● Records for processing:
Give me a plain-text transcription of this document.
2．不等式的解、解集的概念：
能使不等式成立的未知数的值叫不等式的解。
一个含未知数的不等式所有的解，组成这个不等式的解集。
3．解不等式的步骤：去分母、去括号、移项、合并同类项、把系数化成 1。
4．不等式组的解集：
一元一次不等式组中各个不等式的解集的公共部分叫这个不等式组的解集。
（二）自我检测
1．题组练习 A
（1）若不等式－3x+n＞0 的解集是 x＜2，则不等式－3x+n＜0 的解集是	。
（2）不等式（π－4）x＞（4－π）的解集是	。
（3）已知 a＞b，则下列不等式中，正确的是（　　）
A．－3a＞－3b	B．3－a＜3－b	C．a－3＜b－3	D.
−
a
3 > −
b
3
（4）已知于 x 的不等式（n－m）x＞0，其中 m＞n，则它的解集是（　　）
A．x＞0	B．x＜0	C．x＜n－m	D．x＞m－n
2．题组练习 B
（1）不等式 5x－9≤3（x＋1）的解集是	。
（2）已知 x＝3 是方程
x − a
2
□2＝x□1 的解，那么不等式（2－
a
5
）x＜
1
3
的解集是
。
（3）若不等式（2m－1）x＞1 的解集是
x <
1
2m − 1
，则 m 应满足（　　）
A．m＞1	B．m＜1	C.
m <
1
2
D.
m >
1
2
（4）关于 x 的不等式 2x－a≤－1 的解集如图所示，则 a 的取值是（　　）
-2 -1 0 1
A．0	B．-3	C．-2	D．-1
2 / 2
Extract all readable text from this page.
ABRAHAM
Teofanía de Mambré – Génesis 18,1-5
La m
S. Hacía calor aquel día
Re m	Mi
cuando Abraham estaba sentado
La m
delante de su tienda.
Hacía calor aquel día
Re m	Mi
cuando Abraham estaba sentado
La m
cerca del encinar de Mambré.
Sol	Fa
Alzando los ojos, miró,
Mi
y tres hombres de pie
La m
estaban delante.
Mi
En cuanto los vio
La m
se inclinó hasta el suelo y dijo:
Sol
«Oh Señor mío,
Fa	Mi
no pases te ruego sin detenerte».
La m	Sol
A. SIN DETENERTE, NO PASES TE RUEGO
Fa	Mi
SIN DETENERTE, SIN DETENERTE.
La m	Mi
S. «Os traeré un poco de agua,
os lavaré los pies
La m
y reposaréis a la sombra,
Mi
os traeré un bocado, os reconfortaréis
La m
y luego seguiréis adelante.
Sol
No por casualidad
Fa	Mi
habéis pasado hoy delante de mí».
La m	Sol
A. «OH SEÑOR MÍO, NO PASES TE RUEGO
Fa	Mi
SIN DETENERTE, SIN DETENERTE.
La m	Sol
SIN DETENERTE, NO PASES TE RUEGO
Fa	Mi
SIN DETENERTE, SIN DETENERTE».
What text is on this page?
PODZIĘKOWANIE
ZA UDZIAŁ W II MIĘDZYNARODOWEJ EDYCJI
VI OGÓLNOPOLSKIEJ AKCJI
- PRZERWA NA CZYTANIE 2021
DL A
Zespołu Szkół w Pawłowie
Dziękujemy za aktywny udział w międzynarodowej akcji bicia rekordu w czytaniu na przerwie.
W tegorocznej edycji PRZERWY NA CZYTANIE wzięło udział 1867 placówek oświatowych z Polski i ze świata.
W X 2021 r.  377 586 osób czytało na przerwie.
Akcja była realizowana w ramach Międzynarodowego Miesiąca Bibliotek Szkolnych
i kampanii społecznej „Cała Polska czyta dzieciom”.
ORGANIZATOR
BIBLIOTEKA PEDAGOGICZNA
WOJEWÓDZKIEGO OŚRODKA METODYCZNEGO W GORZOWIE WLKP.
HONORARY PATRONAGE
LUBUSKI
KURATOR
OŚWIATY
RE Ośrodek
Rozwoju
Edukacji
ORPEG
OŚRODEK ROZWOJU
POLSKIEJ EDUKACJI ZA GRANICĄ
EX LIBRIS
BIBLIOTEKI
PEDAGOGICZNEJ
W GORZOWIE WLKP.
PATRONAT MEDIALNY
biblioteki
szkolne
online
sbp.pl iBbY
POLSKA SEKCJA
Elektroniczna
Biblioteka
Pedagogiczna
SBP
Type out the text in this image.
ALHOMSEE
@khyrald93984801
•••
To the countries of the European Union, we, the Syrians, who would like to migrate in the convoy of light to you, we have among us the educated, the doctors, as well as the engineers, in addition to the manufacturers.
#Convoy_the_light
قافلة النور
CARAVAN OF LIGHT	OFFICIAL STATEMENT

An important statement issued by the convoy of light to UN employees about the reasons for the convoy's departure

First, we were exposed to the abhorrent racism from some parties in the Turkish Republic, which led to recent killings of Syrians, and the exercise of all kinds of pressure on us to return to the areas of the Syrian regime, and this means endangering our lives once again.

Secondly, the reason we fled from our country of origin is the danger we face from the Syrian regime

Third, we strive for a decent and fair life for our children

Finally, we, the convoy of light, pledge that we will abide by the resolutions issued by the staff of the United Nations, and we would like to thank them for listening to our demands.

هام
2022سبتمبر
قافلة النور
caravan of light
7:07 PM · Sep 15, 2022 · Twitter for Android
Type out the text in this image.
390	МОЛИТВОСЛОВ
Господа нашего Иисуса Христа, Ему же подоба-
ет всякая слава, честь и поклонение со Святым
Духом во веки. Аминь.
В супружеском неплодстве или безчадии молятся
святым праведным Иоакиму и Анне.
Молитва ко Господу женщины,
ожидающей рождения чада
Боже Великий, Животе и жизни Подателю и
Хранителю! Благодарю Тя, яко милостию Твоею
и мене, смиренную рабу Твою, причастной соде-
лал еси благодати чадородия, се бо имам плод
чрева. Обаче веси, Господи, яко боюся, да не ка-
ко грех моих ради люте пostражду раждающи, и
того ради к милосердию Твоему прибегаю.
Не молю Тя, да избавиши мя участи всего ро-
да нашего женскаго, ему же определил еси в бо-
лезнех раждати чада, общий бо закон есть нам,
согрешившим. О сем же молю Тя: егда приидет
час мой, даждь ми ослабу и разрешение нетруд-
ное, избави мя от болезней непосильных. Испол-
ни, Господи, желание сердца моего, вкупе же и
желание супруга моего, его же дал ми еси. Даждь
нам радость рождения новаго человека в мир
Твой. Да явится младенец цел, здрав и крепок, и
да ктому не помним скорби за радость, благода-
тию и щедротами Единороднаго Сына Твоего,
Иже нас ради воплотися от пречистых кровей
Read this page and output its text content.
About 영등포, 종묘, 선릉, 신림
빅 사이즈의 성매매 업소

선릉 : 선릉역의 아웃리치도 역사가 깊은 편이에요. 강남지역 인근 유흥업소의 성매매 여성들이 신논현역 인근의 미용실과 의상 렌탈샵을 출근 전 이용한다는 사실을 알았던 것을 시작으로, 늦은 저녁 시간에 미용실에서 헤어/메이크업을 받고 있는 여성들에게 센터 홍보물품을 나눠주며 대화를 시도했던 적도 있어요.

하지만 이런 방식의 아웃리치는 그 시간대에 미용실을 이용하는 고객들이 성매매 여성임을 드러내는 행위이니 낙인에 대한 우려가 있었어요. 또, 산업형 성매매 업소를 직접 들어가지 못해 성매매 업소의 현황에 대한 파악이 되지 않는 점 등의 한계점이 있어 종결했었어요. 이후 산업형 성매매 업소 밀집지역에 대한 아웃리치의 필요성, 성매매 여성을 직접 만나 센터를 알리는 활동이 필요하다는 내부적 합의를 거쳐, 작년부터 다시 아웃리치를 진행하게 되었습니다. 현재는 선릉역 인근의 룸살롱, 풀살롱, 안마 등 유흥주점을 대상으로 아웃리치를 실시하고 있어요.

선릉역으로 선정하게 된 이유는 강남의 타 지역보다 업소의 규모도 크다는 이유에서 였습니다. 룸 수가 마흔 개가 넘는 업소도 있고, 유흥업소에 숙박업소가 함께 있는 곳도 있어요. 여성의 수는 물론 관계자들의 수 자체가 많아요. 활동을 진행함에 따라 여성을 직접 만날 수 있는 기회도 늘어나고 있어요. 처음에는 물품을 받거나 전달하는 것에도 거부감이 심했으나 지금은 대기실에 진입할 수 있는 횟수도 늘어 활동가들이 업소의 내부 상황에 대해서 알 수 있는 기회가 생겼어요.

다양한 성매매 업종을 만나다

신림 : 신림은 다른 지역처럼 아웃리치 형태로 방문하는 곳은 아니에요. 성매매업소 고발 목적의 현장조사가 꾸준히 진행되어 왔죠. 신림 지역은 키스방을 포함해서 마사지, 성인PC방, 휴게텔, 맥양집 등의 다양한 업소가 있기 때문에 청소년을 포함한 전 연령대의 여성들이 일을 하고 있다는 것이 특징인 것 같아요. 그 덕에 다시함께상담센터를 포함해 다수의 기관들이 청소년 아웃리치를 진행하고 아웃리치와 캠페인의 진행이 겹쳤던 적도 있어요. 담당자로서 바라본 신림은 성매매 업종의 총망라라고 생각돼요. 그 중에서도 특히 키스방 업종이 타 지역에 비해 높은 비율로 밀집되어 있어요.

● Given instruction:
Beginning at the line containing "Read this page and output its text content.", repeat each line exactly through the last line of the entries, and include no other lines.

● Worked solution:
Read this page and output its text content.
About 영등포, 종묘, 선릉, 신림
빅 사이즈의 성매매 업소

선릉 : 선릉역의 아웃리치도 역사가 깊은 편이에요. 강남지역 인근 유흥업소의 성매매 여성들이 신논현역 인근의 미용실과 의상 렌탈샵을 출근 전 이용한다는 사실을 알았던 것을 시작으로, 늦은 저녁 시간에 미용실에서 헤어/메이크업을 받고 있는 여성들에게 센터 홍보물품을 나눠주며 대화를 시도했던 적도 있어요.

하지만 이런 방식의 아웃리치는 그 시간대에 미용실을 이용하는 고객들이 성매매 여성임을 드러내는 행위이니 낙인에 대한 우려가 있었어요. 또, 산업형 성매매 업소를 직접 들어가지 못해 성매매 업소의 현황에 대한 파악이 되지 않는 점 등의 한계점이 있어 종결했었어요. 이후 산업형 성매매 업소 밀집지역에 대한 아웃리치의 필요성, 성매매 여성을 직접 만나 센터를 알리는 활동이 필요하다는 내부적 합의를 거쳐, 작년부터 다시 아웃리치를 진행하게 되었습니다. 현재는 선릉역 인근의 룸살롱, 풀살롱, 안마 등 유흥주점을 대상으로 아웃리치를 실시하고 있어요.

선릉역으로 선정하게 된 이유는 강남의 타 지역보다 업소의 규모도 크다는 이유에서 였습니다. 룸 수가 마흔 개가 넘는 업소도 있고, 유흥업소에 숙박업소가 함께 있는 곳도 있어요. 여성의 수는 물론 관계자들의 수 자체가 많아요. 활동을 진행함에 따라 여성을 직접 만날 수 있는 기회도 늘어나고 있어요. 처음에는 물품을 받거나 전달하는 것에도 거부감이 심했으나 지금은 대기실에 진입할 수 있는 횟수도 늘어 활동가들이 업소의 내부 상황에 대해서 알 수 있는 기회가 생겼어요.

다양한 성매매 업종을 만나다

신림 : 신림은 다른 지역처럼 아웃리치 형태로 방문하는 곳은 아니에요. 성매매업소 고발 목적의 현장조사가 꾸준히 진행되어 왔죠. 신림 지역은 키스방을 포함해서 마사지, 성인PC방, 휴게텔, 맥양집 등의 다양한 업소가 있기 때문에 청소년을 포함한 전 연령대의 여성들이 일을 하고 있다는 것이 특징인 것 같아요. 그 덕에 다시함께상담센터를 포함해 다수의 기관들이 청소년 아웃리치를 진행하고 아웃리치와 캠페인의 진행이 겹쳤던 적도 있어요. 담당자로서 바라본 신림은 성매매 업종의 총망라라고 생각돼요. 그 중에서도 특히 키스방 업종이 타 지역에 비해 높은 비율로 밀집되어 있어요.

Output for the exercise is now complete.